● **Goal**
From the listing below, count the lines where the string "structured" occurs. Give the number, with no other words.

Excerpt from a dataset:
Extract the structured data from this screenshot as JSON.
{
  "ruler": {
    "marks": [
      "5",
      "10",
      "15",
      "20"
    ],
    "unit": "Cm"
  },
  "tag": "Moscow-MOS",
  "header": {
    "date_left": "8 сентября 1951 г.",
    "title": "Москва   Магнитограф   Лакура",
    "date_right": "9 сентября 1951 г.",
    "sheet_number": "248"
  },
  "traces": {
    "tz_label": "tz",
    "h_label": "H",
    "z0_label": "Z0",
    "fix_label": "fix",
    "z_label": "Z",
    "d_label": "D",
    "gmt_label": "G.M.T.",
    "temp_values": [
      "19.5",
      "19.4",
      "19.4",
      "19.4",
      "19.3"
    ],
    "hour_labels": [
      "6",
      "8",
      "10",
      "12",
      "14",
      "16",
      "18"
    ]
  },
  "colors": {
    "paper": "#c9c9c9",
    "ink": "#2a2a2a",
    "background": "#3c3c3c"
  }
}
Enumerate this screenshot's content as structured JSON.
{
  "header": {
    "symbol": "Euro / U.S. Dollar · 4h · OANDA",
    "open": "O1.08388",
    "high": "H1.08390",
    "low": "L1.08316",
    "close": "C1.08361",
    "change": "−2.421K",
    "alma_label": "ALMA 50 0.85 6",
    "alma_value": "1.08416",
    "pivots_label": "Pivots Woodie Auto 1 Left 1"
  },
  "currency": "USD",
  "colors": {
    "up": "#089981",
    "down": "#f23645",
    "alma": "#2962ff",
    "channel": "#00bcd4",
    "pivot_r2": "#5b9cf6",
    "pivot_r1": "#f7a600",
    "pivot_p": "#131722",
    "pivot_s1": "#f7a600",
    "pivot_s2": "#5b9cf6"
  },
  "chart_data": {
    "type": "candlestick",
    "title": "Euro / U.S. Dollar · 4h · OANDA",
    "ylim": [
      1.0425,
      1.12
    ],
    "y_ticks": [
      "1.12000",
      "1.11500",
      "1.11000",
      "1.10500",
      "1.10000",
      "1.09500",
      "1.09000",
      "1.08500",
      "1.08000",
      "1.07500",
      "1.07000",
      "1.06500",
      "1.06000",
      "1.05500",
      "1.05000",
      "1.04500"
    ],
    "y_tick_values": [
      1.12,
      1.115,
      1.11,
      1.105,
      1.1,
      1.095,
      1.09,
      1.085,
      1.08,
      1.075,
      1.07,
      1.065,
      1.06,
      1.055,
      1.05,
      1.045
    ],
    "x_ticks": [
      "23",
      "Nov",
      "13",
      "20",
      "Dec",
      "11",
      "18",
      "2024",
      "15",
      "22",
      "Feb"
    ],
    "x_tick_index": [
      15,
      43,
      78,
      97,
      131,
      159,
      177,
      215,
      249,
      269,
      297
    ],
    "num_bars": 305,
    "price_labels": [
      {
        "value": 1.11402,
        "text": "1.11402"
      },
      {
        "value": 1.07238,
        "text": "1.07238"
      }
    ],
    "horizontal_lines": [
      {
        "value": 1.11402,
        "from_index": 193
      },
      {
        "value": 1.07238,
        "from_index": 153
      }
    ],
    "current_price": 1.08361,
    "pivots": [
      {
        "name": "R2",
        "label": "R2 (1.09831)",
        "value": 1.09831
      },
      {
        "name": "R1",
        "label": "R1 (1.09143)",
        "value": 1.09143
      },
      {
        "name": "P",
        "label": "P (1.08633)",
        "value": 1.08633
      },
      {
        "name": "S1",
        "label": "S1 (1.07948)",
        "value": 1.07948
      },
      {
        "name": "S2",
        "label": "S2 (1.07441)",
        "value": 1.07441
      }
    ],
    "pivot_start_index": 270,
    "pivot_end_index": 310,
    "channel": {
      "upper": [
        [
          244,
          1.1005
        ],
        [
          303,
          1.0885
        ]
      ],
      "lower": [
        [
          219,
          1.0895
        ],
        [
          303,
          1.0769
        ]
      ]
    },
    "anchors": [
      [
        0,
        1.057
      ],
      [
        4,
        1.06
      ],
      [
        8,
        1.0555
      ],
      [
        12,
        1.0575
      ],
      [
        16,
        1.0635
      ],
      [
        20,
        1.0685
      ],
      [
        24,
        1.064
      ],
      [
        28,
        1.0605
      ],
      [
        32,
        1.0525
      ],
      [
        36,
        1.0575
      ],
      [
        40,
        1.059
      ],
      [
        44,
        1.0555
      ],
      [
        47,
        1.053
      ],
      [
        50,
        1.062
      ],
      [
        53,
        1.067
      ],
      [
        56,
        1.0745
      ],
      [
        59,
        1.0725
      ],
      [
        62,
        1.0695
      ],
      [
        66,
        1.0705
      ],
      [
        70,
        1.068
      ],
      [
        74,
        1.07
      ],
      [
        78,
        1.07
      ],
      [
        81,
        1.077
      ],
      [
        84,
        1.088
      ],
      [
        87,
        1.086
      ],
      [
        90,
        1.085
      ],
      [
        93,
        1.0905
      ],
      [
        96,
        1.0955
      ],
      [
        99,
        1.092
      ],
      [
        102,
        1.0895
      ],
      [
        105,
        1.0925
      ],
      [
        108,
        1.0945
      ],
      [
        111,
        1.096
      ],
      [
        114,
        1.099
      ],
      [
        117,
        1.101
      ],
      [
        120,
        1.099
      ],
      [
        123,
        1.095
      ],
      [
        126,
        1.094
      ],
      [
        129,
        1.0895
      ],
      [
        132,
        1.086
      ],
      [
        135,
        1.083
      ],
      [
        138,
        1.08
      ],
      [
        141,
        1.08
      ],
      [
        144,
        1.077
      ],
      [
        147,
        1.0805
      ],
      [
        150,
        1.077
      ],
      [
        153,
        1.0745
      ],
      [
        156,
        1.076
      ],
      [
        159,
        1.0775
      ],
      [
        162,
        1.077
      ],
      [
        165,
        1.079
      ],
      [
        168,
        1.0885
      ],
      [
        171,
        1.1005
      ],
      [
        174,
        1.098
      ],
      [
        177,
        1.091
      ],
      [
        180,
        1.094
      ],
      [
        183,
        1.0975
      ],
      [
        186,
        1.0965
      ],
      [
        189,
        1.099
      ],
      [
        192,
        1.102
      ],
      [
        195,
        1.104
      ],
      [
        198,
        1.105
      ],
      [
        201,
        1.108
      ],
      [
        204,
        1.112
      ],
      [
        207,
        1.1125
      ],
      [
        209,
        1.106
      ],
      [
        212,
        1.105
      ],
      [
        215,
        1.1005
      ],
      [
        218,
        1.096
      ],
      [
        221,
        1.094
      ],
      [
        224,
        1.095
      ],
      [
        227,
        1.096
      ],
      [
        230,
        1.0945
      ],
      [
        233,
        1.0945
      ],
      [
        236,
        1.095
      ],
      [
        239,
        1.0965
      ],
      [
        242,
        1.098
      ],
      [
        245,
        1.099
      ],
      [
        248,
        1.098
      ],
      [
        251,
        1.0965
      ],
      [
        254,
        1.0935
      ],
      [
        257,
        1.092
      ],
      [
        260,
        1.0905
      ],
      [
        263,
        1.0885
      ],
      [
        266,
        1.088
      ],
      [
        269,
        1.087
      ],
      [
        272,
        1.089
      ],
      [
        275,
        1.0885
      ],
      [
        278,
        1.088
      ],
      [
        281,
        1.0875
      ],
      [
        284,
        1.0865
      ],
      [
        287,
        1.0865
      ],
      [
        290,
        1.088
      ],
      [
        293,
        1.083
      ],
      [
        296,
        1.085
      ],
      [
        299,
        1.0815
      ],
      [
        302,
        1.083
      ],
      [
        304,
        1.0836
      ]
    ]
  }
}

● **Solution**
2